| Excerpted records |
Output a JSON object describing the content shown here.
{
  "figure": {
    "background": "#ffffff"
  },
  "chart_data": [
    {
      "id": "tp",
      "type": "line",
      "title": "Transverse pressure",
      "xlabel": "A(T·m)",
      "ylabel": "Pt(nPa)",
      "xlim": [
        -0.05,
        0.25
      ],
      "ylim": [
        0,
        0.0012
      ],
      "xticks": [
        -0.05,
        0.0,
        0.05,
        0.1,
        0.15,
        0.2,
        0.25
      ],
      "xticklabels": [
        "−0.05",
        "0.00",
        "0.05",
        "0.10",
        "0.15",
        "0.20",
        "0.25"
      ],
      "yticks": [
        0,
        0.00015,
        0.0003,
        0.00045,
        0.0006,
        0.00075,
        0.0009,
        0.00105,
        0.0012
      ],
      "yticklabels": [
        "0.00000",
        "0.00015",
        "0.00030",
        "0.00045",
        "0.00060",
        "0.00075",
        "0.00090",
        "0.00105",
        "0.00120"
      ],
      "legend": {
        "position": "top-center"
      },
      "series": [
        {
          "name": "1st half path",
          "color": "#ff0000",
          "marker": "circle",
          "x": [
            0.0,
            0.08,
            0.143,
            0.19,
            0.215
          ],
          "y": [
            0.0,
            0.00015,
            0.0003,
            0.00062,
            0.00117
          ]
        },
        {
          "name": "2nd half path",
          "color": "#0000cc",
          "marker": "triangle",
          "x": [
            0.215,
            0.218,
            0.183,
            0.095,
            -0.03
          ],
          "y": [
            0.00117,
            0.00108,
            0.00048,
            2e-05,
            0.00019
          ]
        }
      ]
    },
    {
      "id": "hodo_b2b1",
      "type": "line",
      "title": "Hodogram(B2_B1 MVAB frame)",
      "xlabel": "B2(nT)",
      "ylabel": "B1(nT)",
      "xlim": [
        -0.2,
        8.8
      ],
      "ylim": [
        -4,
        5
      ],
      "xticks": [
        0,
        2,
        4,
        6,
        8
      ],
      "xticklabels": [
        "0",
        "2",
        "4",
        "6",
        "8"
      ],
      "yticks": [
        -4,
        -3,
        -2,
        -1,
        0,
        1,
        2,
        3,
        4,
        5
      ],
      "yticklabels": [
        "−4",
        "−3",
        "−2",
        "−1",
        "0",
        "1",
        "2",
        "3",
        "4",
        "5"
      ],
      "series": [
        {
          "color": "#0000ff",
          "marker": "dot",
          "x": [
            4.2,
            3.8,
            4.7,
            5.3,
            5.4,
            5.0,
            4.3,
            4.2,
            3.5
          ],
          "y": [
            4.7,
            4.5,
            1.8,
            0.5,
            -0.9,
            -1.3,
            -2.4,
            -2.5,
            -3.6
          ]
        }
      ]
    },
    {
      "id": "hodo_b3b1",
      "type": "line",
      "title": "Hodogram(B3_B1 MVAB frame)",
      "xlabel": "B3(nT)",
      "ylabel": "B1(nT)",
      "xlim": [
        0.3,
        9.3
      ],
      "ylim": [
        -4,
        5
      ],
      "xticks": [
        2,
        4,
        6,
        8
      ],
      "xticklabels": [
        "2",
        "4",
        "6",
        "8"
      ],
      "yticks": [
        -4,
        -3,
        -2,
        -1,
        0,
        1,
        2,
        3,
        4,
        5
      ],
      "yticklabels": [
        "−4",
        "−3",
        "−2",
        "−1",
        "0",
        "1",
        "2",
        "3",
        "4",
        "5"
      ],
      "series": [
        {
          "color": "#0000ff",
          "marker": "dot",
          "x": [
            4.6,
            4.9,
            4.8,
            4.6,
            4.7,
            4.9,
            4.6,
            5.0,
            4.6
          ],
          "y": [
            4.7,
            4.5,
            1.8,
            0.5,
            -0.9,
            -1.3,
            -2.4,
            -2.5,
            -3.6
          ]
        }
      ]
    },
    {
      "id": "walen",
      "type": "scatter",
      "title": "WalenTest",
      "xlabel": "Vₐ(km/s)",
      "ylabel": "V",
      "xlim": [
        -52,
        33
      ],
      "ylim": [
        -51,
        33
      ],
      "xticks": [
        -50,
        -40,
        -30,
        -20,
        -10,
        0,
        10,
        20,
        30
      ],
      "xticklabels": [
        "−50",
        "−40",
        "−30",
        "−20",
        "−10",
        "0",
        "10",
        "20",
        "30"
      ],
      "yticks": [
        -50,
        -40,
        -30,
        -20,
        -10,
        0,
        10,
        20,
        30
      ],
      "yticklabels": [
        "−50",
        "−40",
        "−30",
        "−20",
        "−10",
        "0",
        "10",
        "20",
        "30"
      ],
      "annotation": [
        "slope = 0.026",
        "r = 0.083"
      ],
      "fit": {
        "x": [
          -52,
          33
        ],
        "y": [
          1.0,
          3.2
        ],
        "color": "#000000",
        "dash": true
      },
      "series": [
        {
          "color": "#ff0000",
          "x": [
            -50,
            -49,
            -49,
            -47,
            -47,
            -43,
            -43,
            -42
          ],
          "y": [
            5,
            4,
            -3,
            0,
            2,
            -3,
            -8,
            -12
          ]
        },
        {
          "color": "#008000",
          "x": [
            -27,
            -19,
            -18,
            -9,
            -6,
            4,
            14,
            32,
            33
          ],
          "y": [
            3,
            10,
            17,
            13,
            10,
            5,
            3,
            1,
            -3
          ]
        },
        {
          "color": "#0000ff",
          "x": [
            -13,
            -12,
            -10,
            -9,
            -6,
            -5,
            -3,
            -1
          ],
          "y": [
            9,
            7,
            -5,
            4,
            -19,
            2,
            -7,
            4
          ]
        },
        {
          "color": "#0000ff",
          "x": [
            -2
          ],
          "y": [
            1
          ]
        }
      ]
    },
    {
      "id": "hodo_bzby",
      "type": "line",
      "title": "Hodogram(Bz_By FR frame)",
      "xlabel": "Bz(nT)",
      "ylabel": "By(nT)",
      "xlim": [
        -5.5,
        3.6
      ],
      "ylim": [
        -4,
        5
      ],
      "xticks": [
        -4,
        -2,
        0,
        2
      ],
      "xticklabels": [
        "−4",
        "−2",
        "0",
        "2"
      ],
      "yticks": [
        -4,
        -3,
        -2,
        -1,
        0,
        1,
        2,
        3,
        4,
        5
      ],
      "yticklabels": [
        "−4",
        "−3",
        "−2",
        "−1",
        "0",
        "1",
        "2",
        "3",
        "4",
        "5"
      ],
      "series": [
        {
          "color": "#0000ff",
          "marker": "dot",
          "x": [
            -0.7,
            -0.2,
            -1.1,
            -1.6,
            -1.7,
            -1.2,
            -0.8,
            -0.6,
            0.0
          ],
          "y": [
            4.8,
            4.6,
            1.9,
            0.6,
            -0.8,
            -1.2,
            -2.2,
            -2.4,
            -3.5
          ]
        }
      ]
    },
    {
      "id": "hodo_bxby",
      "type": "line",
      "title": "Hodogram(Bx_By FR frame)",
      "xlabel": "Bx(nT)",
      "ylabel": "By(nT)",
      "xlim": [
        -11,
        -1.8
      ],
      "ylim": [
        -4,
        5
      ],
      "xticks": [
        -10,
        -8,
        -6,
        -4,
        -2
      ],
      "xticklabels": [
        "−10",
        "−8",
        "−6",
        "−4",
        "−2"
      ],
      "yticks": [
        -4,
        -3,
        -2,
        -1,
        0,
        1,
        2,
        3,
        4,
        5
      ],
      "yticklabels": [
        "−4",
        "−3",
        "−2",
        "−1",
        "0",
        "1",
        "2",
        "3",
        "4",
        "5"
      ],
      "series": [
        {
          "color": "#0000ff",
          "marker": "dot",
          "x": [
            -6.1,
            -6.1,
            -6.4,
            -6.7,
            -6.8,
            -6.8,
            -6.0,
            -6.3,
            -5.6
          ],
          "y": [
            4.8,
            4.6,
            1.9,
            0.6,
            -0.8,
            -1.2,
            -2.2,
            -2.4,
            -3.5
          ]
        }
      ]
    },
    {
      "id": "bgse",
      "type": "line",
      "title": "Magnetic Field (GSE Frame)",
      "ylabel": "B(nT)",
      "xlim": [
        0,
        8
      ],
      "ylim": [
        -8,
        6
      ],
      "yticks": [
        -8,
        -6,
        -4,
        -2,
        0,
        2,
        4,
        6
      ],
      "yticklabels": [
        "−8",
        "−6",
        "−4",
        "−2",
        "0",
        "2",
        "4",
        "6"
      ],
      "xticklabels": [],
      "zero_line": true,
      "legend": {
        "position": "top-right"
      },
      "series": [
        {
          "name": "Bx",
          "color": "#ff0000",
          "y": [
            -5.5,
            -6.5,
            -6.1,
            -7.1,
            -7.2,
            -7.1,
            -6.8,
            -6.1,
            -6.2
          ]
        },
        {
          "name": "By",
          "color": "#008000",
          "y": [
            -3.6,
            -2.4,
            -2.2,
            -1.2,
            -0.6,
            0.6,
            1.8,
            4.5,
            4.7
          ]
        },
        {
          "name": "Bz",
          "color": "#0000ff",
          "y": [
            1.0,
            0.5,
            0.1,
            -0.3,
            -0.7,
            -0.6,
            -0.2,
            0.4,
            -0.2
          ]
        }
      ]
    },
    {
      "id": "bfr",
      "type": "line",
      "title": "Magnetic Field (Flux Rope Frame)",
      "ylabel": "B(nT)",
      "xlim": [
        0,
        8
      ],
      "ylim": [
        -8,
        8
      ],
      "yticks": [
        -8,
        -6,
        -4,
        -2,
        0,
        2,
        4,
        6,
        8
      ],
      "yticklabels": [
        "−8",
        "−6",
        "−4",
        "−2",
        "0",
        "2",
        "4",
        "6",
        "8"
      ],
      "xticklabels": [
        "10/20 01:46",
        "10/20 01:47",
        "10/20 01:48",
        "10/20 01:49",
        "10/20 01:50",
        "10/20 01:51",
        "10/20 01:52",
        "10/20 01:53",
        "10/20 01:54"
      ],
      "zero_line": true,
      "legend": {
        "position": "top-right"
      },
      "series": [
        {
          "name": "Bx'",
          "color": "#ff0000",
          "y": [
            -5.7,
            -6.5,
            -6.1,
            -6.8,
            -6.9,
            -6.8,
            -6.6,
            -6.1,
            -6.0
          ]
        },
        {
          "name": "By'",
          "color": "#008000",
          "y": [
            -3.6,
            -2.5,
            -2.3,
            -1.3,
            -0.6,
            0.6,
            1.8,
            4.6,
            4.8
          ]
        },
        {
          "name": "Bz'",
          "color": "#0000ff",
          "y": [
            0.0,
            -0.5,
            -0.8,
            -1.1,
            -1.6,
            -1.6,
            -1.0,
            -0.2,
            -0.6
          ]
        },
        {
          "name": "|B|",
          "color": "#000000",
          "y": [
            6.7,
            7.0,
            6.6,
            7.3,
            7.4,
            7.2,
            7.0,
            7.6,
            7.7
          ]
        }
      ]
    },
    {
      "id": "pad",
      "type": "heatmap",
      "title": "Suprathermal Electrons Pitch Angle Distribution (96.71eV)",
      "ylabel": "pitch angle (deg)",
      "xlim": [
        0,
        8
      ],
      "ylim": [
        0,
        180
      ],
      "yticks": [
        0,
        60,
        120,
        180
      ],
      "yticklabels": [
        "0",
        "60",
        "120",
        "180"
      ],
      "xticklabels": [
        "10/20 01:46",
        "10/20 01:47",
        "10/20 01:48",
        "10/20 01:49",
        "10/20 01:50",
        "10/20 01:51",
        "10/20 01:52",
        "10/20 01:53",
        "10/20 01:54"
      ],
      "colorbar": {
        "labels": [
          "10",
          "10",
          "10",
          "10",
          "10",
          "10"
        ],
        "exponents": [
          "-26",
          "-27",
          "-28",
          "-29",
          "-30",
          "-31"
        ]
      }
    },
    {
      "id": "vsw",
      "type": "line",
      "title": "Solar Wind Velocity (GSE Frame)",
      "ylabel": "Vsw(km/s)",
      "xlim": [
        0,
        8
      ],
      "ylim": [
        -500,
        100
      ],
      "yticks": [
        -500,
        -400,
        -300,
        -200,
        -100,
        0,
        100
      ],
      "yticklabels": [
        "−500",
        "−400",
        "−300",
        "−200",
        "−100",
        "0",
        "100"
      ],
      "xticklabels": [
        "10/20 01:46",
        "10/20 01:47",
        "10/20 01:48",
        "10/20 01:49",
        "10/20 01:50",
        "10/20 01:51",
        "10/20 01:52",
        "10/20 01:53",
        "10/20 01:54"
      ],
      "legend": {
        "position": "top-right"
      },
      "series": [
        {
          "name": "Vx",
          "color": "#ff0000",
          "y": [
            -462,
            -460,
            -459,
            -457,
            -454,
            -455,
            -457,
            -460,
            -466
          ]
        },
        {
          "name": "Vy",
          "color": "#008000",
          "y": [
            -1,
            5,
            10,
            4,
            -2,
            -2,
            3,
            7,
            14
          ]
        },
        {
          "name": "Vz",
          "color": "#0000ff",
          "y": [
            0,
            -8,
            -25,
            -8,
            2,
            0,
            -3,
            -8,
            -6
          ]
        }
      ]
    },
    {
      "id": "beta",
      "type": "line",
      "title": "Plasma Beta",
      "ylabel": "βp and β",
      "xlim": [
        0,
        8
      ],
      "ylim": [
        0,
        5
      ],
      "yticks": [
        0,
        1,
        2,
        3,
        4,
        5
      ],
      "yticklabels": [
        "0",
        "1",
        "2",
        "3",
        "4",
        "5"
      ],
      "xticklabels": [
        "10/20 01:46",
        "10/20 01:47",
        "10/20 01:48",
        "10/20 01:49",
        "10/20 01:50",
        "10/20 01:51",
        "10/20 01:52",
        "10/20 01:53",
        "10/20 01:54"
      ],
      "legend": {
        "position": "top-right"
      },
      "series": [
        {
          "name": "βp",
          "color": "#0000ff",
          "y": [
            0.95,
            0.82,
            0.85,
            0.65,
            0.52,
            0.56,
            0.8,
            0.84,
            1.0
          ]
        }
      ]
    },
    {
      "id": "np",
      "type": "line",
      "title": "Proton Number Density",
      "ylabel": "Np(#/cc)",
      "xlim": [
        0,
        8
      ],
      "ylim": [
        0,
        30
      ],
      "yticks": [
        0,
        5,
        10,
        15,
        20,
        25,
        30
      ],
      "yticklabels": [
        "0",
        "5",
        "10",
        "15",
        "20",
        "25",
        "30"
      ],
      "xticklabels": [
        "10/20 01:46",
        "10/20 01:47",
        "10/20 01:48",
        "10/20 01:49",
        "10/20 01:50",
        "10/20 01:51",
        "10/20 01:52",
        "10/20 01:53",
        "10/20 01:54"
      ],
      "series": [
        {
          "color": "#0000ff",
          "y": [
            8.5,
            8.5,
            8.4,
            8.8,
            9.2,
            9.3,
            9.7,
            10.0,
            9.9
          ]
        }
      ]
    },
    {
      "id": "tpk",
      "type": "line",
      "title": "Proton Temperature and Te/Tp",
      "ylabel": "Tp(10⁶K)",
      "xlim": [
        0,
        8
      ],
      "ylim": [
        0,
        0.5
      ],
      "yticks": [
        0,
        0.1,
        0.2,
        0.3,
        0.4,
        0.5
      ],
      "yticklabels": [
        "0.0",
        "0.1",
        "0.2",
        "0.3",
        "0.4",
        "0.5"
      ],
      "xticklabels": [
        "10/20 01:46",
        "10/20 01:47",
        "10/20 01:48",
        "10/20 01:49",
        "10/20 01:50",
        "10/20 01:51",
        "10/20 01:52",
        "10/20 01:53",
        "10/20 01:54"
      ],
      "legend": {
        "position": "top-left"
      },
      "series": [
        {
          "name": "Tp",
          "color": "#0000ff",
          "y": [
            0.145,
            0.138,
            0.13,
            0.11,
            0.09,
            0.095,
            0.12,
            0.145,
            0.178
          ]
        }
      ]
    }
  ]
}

| Task to complete |
Locate the word "path" in the data above. Copy every line carrying it.

| Task answer |
          "name": "1st half path",
          "name": "2nd half path",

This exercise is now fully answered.